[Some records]
**********

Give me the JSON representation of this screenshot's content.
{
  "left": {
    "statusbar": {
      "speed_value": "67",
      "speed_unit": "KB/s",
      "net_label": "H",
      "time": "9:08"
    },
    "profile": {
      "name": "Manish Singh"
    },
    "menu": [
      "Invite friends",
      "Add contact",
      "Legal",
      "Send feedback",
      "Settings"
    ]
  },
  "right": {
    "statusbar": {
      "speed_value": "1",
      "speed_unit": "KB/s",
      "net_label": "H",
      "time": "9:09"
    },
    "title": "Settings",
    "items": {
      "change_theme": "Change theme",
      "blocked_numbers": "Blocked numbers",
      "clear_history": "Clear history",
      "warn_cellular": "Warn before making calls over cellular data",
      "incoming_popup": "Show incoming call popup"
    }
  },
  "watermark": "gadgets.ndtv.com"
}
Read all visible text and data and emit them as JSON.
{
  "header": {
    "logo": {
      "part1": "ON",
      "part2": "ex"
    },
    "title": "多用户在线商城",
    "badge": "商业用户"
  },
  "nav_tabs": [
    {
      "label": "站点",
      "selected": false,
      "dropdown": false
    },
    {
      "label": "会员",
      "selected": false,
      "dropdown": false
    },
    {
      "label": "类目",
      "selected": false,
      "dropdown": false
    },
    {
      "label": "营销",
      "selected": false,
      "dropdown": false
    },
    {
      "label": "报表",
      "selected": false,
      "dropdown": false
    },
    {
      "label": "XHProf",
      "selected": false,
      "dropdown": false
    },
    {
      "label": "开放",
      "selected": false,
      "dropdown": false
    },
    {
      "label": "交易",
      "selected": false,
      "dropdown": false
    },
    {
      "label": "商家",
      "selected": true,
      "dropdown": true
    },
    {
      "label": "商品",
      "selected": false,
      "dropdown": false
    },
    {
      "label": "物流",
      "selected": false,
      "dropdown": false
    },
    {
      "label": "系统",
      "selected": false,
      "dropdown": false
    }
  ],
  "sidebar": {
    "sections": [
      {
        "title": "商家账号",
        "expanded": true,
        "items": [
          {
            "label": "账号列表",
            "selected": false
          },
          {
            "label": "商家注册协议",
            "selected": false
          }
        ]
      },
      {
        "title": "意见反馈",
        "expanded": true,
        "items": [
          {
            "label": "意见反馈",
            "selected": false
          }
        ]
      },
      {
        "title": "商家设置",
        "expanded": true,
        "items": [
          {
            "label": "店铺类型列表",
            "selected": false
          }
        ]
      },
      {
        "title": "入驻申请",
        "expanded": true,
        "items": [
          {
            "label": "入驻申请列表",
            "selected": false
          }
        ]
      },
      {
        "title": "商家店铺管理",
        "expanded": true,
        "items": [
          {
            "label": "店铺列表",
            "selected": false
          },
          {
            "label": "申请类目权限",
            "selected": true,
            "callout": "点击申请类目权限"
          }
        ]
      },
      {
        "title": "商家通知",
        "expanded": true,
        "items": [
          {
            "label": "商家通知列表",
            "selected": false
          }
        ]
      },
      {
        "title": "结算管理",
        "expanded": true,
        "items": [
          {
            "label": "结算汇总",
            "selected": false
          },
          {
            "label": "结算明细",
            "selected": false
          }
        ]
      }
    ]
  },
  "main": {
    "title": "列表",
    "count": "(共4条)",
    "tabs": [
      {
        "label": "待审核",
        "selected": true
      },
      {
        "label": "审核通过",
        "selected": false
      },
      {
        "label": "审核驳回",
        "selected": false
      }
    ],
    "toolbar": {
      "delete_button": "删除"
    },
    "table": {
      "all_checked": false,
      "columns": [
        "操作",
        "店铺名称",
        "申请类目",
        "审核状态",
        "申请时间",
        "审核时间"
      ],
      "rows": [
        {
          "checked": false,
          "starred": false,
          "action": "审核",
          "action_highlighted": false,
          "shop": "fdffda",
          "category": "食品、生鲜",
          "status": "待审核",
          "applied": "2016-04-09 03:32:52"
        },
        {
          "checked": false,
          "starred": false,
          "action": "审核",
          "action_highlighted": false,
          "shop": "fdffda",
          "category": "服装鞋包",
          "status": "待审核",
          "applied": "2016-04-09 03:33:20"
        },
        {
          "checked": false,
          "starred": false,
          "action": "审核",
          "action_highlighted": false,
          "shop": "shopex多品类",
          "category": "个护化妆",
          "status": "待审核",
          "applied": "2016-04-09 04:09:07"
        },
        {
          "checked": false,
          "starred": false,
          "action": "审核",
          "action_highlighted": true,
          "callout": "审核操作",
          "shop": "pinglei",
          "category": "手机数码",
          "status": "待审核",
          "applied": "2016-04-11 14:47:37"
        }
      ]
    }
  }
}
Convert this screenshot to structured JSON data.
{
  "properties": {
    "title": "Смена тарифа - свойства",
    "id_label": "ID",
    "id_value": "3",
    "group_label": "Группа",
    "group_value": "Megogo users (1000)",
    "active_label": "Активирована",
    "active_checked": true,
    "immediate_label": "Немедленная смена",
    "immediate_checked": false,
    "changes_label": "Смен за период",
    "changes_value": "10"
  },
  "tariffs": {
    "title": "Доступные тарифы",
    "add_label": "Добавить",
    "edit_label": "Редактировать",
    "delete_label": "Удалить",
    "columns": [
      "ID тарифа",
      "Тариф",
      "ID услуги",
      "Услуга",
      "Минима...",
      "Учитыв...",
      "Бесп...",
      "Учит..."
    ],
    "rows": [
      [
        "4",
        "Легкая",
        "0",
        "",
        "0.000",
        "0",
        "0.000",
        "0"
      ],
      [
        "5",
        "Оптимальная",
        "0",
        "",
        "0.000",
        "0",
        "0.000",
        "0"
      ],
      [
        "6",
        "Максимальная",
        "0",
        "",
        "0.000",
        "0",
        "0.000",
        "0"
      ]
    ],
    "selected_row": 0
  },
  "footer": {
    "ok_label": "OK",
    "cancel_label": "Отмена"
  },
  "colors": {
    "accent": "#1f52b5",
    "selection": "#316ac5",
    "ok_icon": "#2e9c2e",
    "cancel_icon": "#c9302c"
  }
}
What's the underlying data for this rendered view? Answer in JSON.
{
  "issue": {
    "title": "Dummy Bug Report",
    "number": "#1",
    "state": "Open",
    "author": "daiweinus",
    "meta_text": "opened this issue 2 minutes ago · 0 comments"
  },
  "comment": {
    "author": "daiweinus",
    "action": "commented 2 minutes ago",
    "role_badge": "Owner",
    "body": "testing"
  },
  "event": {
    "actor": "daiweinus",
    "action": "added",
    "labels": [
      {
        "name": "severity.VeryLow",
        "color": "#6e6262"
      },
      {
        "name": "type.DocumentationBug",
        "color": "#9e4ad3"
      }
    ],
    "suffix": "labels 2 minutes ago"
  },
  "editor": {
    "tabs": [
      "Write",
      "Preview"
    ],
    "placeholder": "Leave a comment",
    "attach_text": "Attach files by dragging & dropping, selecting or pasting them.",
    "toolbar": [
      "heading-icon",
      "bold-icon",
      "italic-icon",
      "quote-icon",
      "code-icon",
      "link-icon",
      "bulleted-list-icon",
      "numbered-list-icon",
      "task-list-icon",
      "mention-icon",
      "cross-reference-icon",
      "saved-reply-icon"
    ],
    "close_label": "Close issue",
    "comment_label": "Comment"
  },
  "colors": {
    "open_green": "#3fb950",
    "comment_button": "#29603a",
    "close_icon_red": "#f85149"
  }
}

**********

The problem | Write down the full listing again, exactly.

Exercise solution |
Give me the JSON representation of this screenshot's content.
{
  "left": {
    "statusbar": {
      "speed_value": "67",
      "speed_unit": "KB/s",
      "net_label": "H",
      "time": "9:08"
    },
    "profile": {
      "name": "Manish Singh"
    },
    "menu": [
      "Invite friends",
      "Add contact",
      "Legal",
      "Send feedback",
      "Settings"
    ]
  },
  "right": {
    "statusbar": {
      "speed_value": "1",
      "speed_unit": "KB/s",
      "net_label": "H",
      "time": "9:09"
    },
    "title": "Settings",
    "items": {
      "change_theme": "Change theme",
      "blocked_numbers": "Blocked numbers",
      "clear_history": "Clear history",
      "warn_cellular": "Warn before making calls over cellular data",
      "incoming_popup": "Show incoming call popup"
    }
  },
  "watermark": "gadgets.ndtv.com"
}
Read all visible text and data and emit them as JSON.
{
  "header": {
    "logo": {
      "part1": "ON",
      "part2": "ex"
    },
    "title": "多用户在线商城",
    "badge": "商业用户"
  },
  "nav_tabs": [
    {
      "label": "站点",
      "selected": false,
      "dropdown": false
    },
    {
      "label": "会员",
      "selected": false,
      "dropdown": false
    },
    {
      "label": "类目",
      "selected": false,
      "dropdown": false
    },
    {
      "label": "营销",
      "selected": false,
      "dropdown": false
    },
    {
      "label": "报表",
      "selected": false,
      "dropdown": false
    },
    {
      "label": "XHProf",
      "selected": false,
      "dropdown": false
    },
    {
      "label": "开放",
      "selected": false,
      "dropdown": false
    },
    {
      "label": "交易",
      "selected": false,
      "dropdown": false
    },
    {
      "label": "商家",
      "selected": true,
      "dropdown": true
    },
    {
      "label": "商品",
      "selected": false,
      "dropdown": false
    },
    {
      "label": "物流",
      "selected": false,
      "dropdown": false
    },
    {
      "label": "系统",
      "selected": false,
      "dropdown": false
    }
  ],
  "sidebar": {
    "sections": [
      {
        "title": "商家账号",
        "expanded": true,
        "items": [
          {
            "label": "账号列表",
            "selected": false
          },
          {
            "label": "商家注册协议",
            "selected": false
          }
        ]
      },
      {
        "title": "意见反馈",
        "expanded": true,
        "items": [
          {
            "label": "意见反馈",
            "selected": false
          }
        ]
      },
      {
        "title": "商家设置",
        "expanded": true,
        "items": [
          {
            "label": "店铺类型列表",
            "selected": false
          }
        ]
      },
      {
        "title": "入驻申请",
        "expanded": true,
        "items": [
          {
            "label": "入驻申请列表",
            "selected": false
          }
        ]
      },
      {
        "title": "商家店铺管理",
        "expanded": true,
        "items": [
          {
            "label": "店铺列表",
            "selected": false
          },
          {
            "label": "申请类目权限",
            "selected": true,
            "callout": "点击申请类目权限"
          }
        ]
      },
      {
        "title": "商家通知",
        "expanded": true,
        "items": [
          {
            "label": "商家通知列表",
            "selected": false
          }
        ]
      },
      {
        "title": "结算管理",
        "expanded": true,
        "items": [
          {
            "label": "结算汇总",
            "selected": false
          },
          {
            "label": "结算明细",
            "selected": false
          }
        ]
      }
    ]
  },
  "main": {
    "title": "列表",
    "count": "(共4条)",
    "tabs": [
      {
        "label": "待审核",
        "selected": true
      },
      {
        "label": "审核通过",
        "selected": false
      },
      {
        "label": "审核驳回",
        "selected": false
      }
    ],
    "toolbar": {
      "delete_button": "删除"
    },
    "table": {
      "all_checked": false,
      "columns": [
        "操作",
        "店铺名称",
        "申请类目",
        "审核状态",
        "申请时间",
        "审核时间"
      ],
      "rows": [
        {
          "checked": false,
          "starred": false,
          "action": "审核",
          "action_highlighted": false,
          "shop": "fdffda",
          "category": "食品、生鲜",
          "status": "待审核",
          "applied": "2016-04-09 03:32:52"
        },
        {
          "checked": false,
          "starred": false,
          "action": "审核",
          "action_highlighted": false,
          "shop": "fdffda",
          "category": "服装鞋包",
          "status": "待审核",
          "applied": "2016-04-09 03:33:20"
        },
        {
          "checked": false,
          "starred": false,
          "action": "审核",
          "action_highlighted": false,
          "shop": "shopex多品类",
          "category": "个护化妆",
          "status": "待审核",
          "applied": "2016-04-09 04:09:07"
        },
        {
          "checked": false,
          "starred": false,
          "action": "审核",
          "action_highlighted": true,
          "callout": "审核操作",
          "shop": "pinglei",
          "category": "手机数码",
          "status": "待审核",
          "applied": "2016-04-11 14:47:37"
        }
      ]
    }
  }
}
Convert this screenshot to structured JSON data.
{
  "properties": {
    "title": "Смена тарифа - свойства",
    "id_label": "ID",
    "id_value": "3",
    "group_label": "Группа",
    "group_value": "Megogo users (1000)",
    "active_label": "Активирована",
    "active_checked": true,
    "immediate_label": "Немедленная смена",
    "immediate_checked": false,
    "changes_label": "Смен за период",
    "changes_value": "10"
  },
  "tariffs": {
    "title": "Доступные тарифы",
    "add_label": "Добавить",
    "edit_label": "Редактировать",
    "delete_label": "Удалить",
    "columns": [
      "ID тарифа",
      "Тариф",
      "ID услуги",
      "Услуга",
      "Минима...",
      "Учитыв...",
      "Бесп...",
      "Учит..."
    ],
    "rows": [
      [
        "4",
        "Легкая",
        "0",
        "",
        "0.000",
        "0",
        "0.000",
        "0"
      ],
      [
        "5",
        "Оптимальная",
        "0",
        "",
        "0.000",
        "0",
        "0.000",
        "0"
      ],
      [
        "6",
        "Максимальная",
        "0",
        "",
        "0.000",
        "0",
        "0.000",
        "0"
      ]
    ],
    "selected_row": 0
  },
  "footer": {
    "ok_label": "OK",
    "cancel_label": "Отмена"
  },
  "colors": {
    "accent": "#1f52b5",
    "selection": "#316ac5",
    "ok_icon": "#2e9c2e",
    "cancel_icon": "#c9302c"
  }
}
What's the underlying data for this rendered view? Answer in JSON.
{
  "issue": {
    "title": "Dummy Bug Report",
    "number": "#1",
    "state": "Open",
    "author": "daiweinus",
    "meta_text": "opened this issue 2 minutes ago · 0 comments"
  },
  "comment": {
    "author": "daiweinus",
    "action": "commented 2 minutes ago",
    "role_badge": "Owner",
    "body": "testing"
  },
  "event": {
    "actor": "daiweinus",
    "action": "added",
    "labels": [
      {
        "name": "severity.VeryLow",
        "color": "#6e6262"
      },
      {
        "name": "type.DocumentationBug",
        "color": "#9e4ad3"
      }
    ],
    "suffix": "labels 2 minutes ago"
  },
  "editor": {
    "tabs": [
      "Write",
      "Preview"
    ],
    "placeholder": "Leave a comment",
    "attach_text": "Attach files by dragging & dropping, selecting or pasting them.",
    "toolbar": [
      "heading-icon",
      "bold-icon",
      "italic-icon",
      "quote-icon",
      "code-icon",
      "link-icon",
      "bulleted-list-icon",
      "numbered-list-icon",
      "task-list-icon",
      "mention-icon",
      "cross-reference-icon",
      "saved-reply-icon"
    ],
    "close_label": "Close issue",
    "comment_label": "Comment"
  },
  "colors": {
    "open_green": "#3fb950",
    "comment_button": "#29603a",
    "close_icon_red": "#f85149"
  }
}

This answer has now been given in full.